>> Start Input for this task
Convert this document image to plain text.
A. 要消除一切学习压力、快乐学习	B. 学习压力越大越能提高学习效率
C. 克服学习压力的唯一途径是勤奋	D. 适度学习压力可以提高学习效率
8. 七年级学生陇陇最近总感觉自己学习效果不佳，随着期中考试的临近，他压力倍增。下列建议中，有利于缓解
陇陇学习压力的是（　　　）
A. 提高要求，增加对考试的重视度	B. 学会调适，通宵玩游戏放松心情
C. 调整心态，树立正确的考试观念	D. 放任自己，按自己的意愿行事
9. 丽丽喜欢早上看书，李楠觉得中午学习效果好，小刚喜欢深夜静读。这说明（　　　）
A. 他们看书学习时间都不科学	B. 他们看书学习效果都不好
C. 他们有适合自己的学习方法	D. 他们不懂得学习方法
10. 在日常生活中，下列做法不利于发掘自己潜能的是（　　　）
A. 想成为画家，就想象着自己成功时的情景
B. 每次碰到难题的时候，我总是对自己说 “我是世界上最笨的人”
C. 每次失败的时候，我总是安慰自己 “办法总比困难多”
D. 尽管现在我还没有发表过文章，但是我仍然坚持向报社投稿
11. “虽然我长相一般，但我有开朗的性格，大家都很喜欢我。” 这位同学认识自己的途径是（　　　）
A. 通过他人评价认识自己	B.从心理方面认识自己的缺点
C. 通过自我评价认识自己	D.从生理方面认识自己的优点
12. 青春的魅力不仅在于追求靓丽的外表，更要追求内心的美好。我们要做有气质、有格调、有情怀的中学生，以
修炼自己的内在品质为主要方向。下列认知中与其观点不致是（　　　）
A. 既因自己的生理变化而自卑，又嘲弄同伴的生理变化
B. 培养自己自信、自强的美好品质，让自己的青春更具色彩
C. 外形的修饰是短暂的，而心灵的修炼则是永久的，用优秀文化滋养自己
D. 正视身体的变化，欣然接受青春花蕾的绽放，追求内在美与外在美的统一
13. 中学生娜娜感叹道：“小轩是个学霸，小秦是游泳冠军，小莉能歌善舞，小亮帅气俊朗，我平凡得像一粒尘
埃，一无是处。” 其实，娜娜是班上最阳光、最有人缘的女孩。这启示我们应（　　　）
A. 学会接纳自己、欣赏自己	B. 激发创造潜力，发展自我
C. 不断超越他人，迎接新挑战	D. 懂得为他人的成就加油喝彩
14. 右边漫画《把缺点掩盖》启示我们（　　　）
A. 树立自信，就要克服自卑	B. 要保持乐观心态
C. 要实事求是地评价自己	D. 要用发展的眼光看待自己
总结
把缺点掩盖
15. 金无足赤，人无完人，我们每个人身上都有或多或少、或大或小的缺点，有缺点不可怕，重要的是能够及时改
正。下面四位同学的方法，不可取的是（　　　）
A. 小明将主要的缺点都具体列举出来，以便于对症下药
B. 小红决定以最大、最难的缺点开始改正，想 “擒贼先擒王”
>> End Input for this task
Stated task: Give back all the data exactly as written.

Exercise answer:
Convert this document image to plain text.
A. 要消除一切学习压力、快乐学习	B. 学习压力越大越能提高学习效率
C. 克服学习压力的唯一途径是勤奋	D. 适度学习压力可以提高学习效率
8. 七年级学生陇陇最近总感觉自己学习效果不佳，随着期中考试的临近，他压力倍增。下列建议中，有利于缓解
陇陇学习压力的是（　　　）
A. 提高要求，增加对考试的重视度	B. 学会调适，通宵玩游戏放松心情
C. 调整心态，树立正确的考试观念	D. 放任自己，按自己的意愿行事
9. 丽丽喜欢早上看书，李楠觉得中午学习效果好，小刚喜欢深夜静读。这说明（　　　）
A. 他们看书学习时间都不科学	B. 他们看书学习效果都不好
C. 他们有适合自己的学习方法	D. 他们不懂得学习方法
10. 在日常生活中，下列做法不利于发掘自己潜能的是（　　　）
A. 想成为画家，就想象着自己成功时的情景
B. 每次碰到难题的时候，我总是对自己说 “我是世界上最笨的人”
C. 每次失败的时候，我总是安慰自己 “办法总比困难多”
D. 尽管现在我还没有发表过文章，但是我仍然坚持向报社投稿
11. “虽然我长相一般，但我有开朗的性格，大家都很喜欢我。” 这位同学认识自己的途径是（　　　）
A. 通过他人评价认识自己	B.从心理方面认识自己的缺点
C. 通过自我评价认识自己	D.从生理方面认识自己的优点
12. 青春的魅力不仅在于追求靓丽的外表，更要追求内心的美好。我们要做有气质、有格调、有情怀的中学生，以
修炼自己的内在品质为主要方向。下列认知中与其观点不致是（　　　）
A. 既因自己的生理变化而自卑，又嘲弄同伴的生理变化
B. 培养自己自信、自强的美好品质，让自己的青春更具色彩
C. 外形的修饰是短暂的，而心灵的修炼则是永久的，用优秀文化滋养自己
D. 正视身体的变化，欣然接受青春花蕾的绽放，追求内在美与外在美的统一
13. 中学生娜娜感叹道：“小轩是个学霸，小秦是游泳冠军，小莉能歌善舞，小亮帅气俊朗，我平凡得像一粒尘
埃，一无是处。” 其实，娜娜是班上最阳光、最有人缘的女孩。这启示我们应（　　　）
A. 学会接纳自己、欣赏自己	B. 激发创造潜力，发展自我
C. 不断超越他人，迎接新挑战	D. 懂得为他人的成就加油喝彩
14. 右边漫画《把缺点掩盖》启示我们（　　　）
A. 树立自信，就要克服自卑	B. 要保持乐观心态
C. 要实事求是地评价自己	D. 要用发展的眼光看待自己
总结
把缺点掩盖
15. 金无足赤，人无完人，我们每个人身上都有或多或少、或大或小的缺点，有缺点不可怕，重要的是能够及时改
正。下面四位同学的方法，不可取的是（　　　）
A. 小明将主要的缺点都具体列举出来，以便于对症下药
B. 小红决定以最大、最难的缺点开始改正，想 “擒贼先擒王”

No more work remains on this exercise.